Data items
↓↓↓

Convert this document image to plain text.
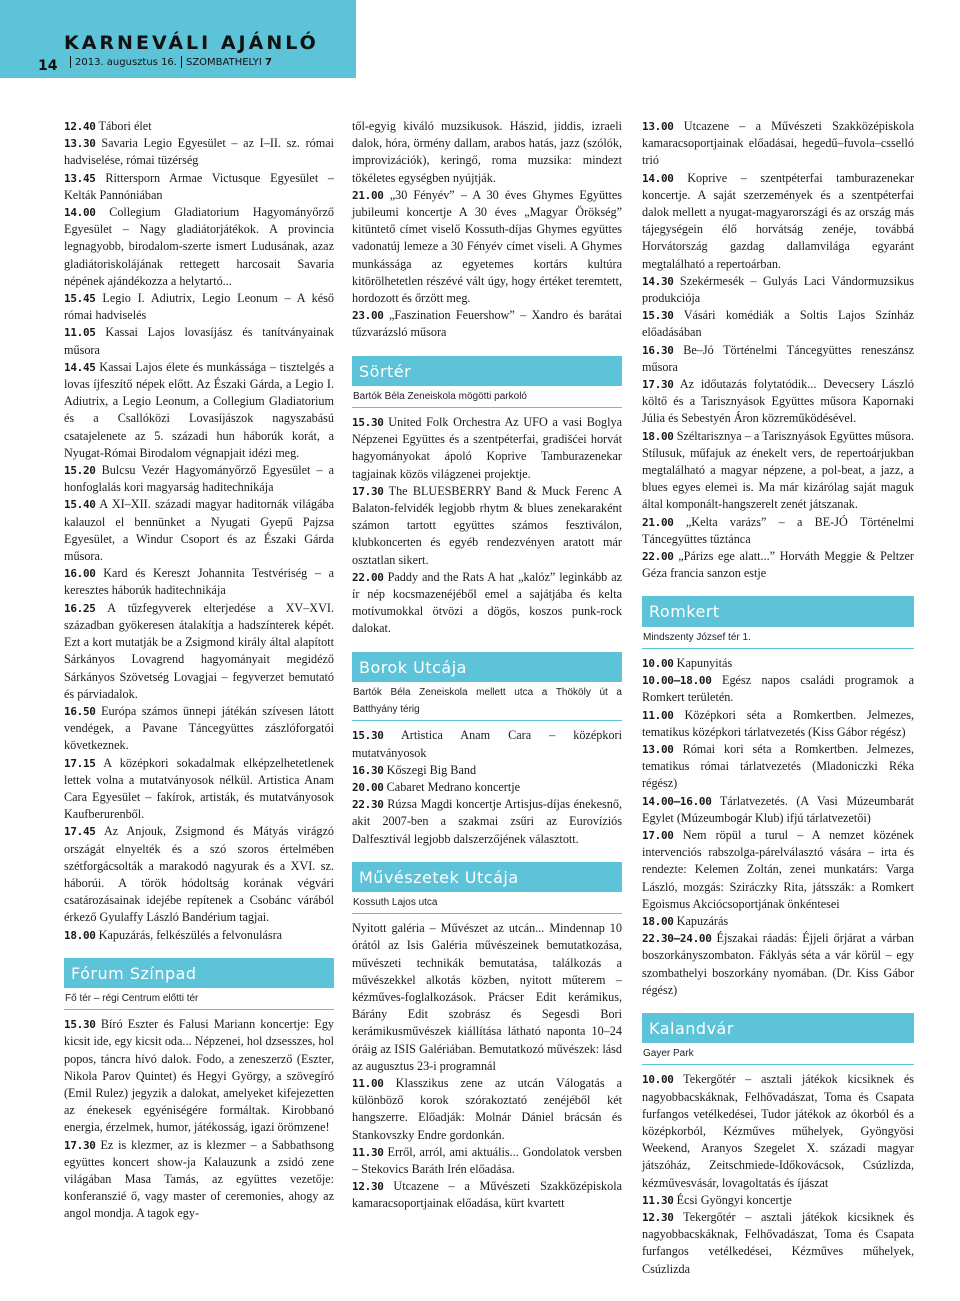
KARNEVÁLI AJÁNLÓ
14 2013. augusztus 16. SZOMBATHELYI
7

12.40 Tábori élet

13.30 Savaria Legio Egyesület – az I–II. sz. római hadviselése, római tüzérség

13.45 Rittersporn Armae Victusque Egyesület – Kelták Pannóniában

14.00 Collegium Gladiatorium Hagyományőrző Egyesület – Nagy gladiátorjátékok. A provincia legnagyobb, birodalom-szerte ismert Ludusának, azaz gladiátoriskolájának rettegett harcosait Savaria népének ajándékozza a helytartó...

15.45 Legio I. Adiutrix, Legio Leonum – A késő római hadviselés

11.05 Kassai Lajos lovasíjász és tanítványainak műsora

14.45 Kassai Lajos élete és munkássága – tisztelgés a lovas íjfeszítő népek előtt. Az Északi Gárda, a Legio I. Adiutrix, a Legio Leonum, a Collegium Gladiatorium és a Csallóközi Lovasíjászok nagyszabású csatajelenete az 5. századi hun háborúk korát, a Nyugat-Római Birodalom végnapjait idézi meg.

15.20 Bulcsu Vezér Hagyományőrző Egyesület – a honfoglalás kori magyarság haditechnikája

15.40 A XI–XII. századi magyar haditornák világába kalauzol el bennünket a Nyugati Gyepű Pajzsa Egyesület, a Windur Csoport és az Északi Gárda műsora.

16.00 Kard és Kereszt Johannita Testvériség – a keresztes háborúk haditechnikája

16.25 A tűzfegyverek elterjedése a XV–XVI. században gyökeresen átalakítja a hadszínterek képét. Ezt a kort mutatják be a Zsigmond király által alapított Sárkányos Lovagrend hagyományait megidéző Sárkányos Szövetség Lovagjai – fegyverzet bemutató és párviadalok.

16.50 Európa számos ünnepi játékán szívesen látott vendégek, a Pavane Táncegyüttes zászlóforgatói következnek.

17.15 A középkori sokadalmak elképzelhetetlenek lettek volna a mutatványosok nélkül. Artistica Anam Cara Egyesület – fakírok, artisták, és mutatványosok Kaufberurenből.

17.45 Az Anjouk, Zsigmond és Mátyás virágzó országát elnyelték és a szó szoros értelmében szétforgácsolták a marakodó nagyurak és a XVI. sz. háborúi. A török hódoltság korának végvári csatározásainak idejébe repítenek a Csobánc várából érkező Gyulaffy László Bandérium tagjai.

18.00 Kapuzárás, felkészülés a felvonulásra

Fórum Színpad
Fő tér – régi Centrum előtti tér

15.30 Bíró Eszter és Falusi Mariann koncertje: Egy kicsit ide, egy kicsit oda... Népzenei, hol dzsesszes, hol popos, táncra hívó dalok. Fodo, a zeneszerző (Eszter, Nikola Parov Quintet) és Hegyi György, a szövegíró (Emil Rulez) jegyzik a dalokat, amelyeket kifejezetten az énekesek egyéniségére formáltak. Kirobbanó energia, érzelmek, humor, játékosság, igazi örömzene!

17.30 Ez is klezmer, az is klezmer – a Sabbathsong együttes koncert show-ja Kalauzunk a zsidó zene világában Masa Tamás, az együttes vezetője: konferanszié ő, vagy master of ceremonies, ahogy az angol mondja. A tagok egy-

től-egyig kiváló muzsikusok. Hászid, jiddis, izraeli dalok, hóra, örmény dallam, arabos hatás, jazz (szólók, improvizációk), keringő, roma muzsika: mindezt tökéletes egységben nyújtják.

21.00 „30 Fényév” – A 30 éves Ghymes Együttes jubileumi koncertje A 30 éves „Magyar Örökség” kitüntető címet viselő Kossuth-díjas Ghymes együttes vadonatúj lemeze a 30 Fényév címet viseli. A Ghymes munkássága az egyetemes kortárs kultúra kitörölhetetlen részévé vált úgy, hogy értéket teremtett, hordozott és őrzött meg.

23.00 „Faszination Feuershow” – Xandro és barátai tűzvarázsló műsora

Sörtér
Bartók Béla Zeneiskola mögötti parkoló

15.30 United Folk Orchestra Az UFO a vasi Boglya Népzenei Együttes és a szentpéterfai, gradišćei horvát hagyományokat ápoló Koprive Tamburazenekar tagjainak közös világzenei projektje.

17.30 The BLUESBERRY Band & Muck Ferenc A Balaton-felvidék legjobb rhytm & blues zenekaraként számon tartott együttes számos fesztiválon, klubkoncerten és egyéb rendezvényen aratott már osztatlan sikert.

22.00 Paddy and the Rats A hat „kalóz” leginkább az ír nép kocsmazenéjéből emel a sajátjába és kelta motívumokkal ötvözi a dögös, koszos punk-rock dalokat.

Borok Utcája
Bartók Béla Zeneiskola mellett utca a Thököly út a Batthyány térig

15.30 Artistica Anam Cara – középkori mutatványosok

16.30 Kőszegi Big Band

20.00 Cabaret Medrano koncertje

22.30 Rúzsa Magdi koncertje Artisjus-díjas énekesnő, akit 2007-ben a szakmai zsűri az Eurovíziós Dalfesztivál legjobb dalszerzőjének választott.

Művészetek Utcája
Kossuth Lajos utca

Nyitott galéria – Művészet az utcán... Mindennap 10 órától az Isis Galéria művészeinek bemutatkozása, művészeti technikák bemutatása, találkozás a művészekkel alkotás közben, nyitott műterem – kézműves-foglalkozások. Prácser Edit kerámikus, Bárány Edit szobrász és Segesdi Bori kerámikusművészek kiállítása látható naponta 10–24 óráig az ISIS Galériában. Bemutatkozó művészek: lásd az augusztus 23-i programnál

11.00 Klasszikus zene az utcán Válogatás a különböző korok szórakoztató zenéjéből két hangszerre. Előadják: Molnár Dániel brácsán és Stankovszky Endre gordonkán.

11.30 Erről, arról, ami aktuális... Gondolatok versben – Stekovics Baráth Irén előadása.

12.30 Utcazene – a Művészeti Szakközépiskola kamaracsoportjainak előadása, kürt kvartett

13.00 Utcazene – a Művészeti Szakközépiskola kamaracsoportjainak előadásai, hegedű–fuvola–csselló trió

14.00 Koprive – szentpéterfai tamburazenekar koncertje. A saját szerzemények és a szentpéterfai dalok mellett a nyugat-magyarországi és az ország más tájegységein élő horvátság zenéje, továbbá Horvátország gazdag dallamvilága egyaránt megtalálható a repertoárban.

14.30 Szekérmesék – Gulyás Laci Vándormuzsikus produkciója

15.30 Vásári komédiák a Soltis Lajos Színház előadásában

16.30 Be–Jó Történelmi Táncegyüttes reneszánsz műsora

17.30 Az időutazás folytatódik... Devecsery László költő és a Tarisznyások Együttes műsora Kapornaki Júlia és Sebestyén Áron közreműködésével.

18.00 Széltarisznya – a Tarisznyások Együttes műsora. Stílusuk, műfajuk az énekelt vers, de repertoárjukban megtalálható a magyar népzene, a pol-beat, a jazz, a blues egyes elemei is. Ma már kizárólag saját maguk által komponált-hangszerelt zenét játszanak.

21.00 „Kelta varázs” – a BE-JÓ Történelmi Táncegyüttes tűztánca

22.00 „Párizs ege alatt...” Horváth Meggie & Peltzer Géza francia sanzon estje

Romkert
Mindszenty József tér 1.

10.00 Kapunyitás

10.00–18.00 Egész napos családi programok a Romkert területén.

11.00 Középkori séta a Romkertben. Jelmezes, tematikus középkori tárlatvezetés (Kiss Gábor régész)

13.00 Római kori séta a Romkertben. Jelmezes, tematikus római tárlatvezetés (Mladoniczki Réka régész)

14.00–16.00 Tárlatvezetés. (A Vasi Múzeumbarát Egylet (Múzeumbogár Klub) ifjú tárlatvezetői)

17.00 Nem röpül a turul – A nemzet közének intervenciós rabszolga-párelválasztó vására – irta és rendezte: Kelemen Zoltán, zenei munkatárs: Varga László, mozgás: Sziráczky Rita, játsszák: a Romkert Egoismus Akciócsoportjának önkéntesei

18.00 Kapuzárás

22.30–24.00 Éjszakai ráadás: Éjjeli őrjárat a várban boszorkányszombaton. Fáklyás séta a vár körül – egy szombathelyi boszorkány nyomában. (Dr. Kiss Gábor régész)

Kalandvár
Gayer Park

10.00 Tekergőtér – asztali játékok kicsiknek és nagyobbacskáknak, Felhővadászat, Toma és Csapata furfangos vetélkedései, Tudor játékok az ókorból és a középkorból, Kézműves műhelyek, Gyöngyösi Weekend, Aranyos Szegelet X. századi magyar játszóház, Zeitschmiede-Időkovácsok, Csúzlizda, kézművesvásár, lovagoltatás és íjászat

11.30 Écsi Gyöngyi koncertje

12.30 Tekergőtér – asztali játékok kicsiknek és nagyobbacskáknak, Felhővadászat, Toma és Csapata furfangos vetélkedései, Kézműves műhelyek, Csúzlizda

↑↑↑

From the records, copy every line that has the string "séta" in it.

11.00 Középkori séta a Romkertben. Jelmezes, tematikus középkori tárlatvezetés (Kiss Gábor régész)
13.00 Római kori séta a Romkertben. Jelmezes, tematikus római tárlatvezetés (Mladoniczki Réka régész)
22.30–24.00 Éjszakai ráadás: Éjjeli őrjárat a várban boszorkányszombaton. Fáklyás séta a vár körül – egy szombathelyi boszorkány nyomában. (Dr. Kiss Gábor régész)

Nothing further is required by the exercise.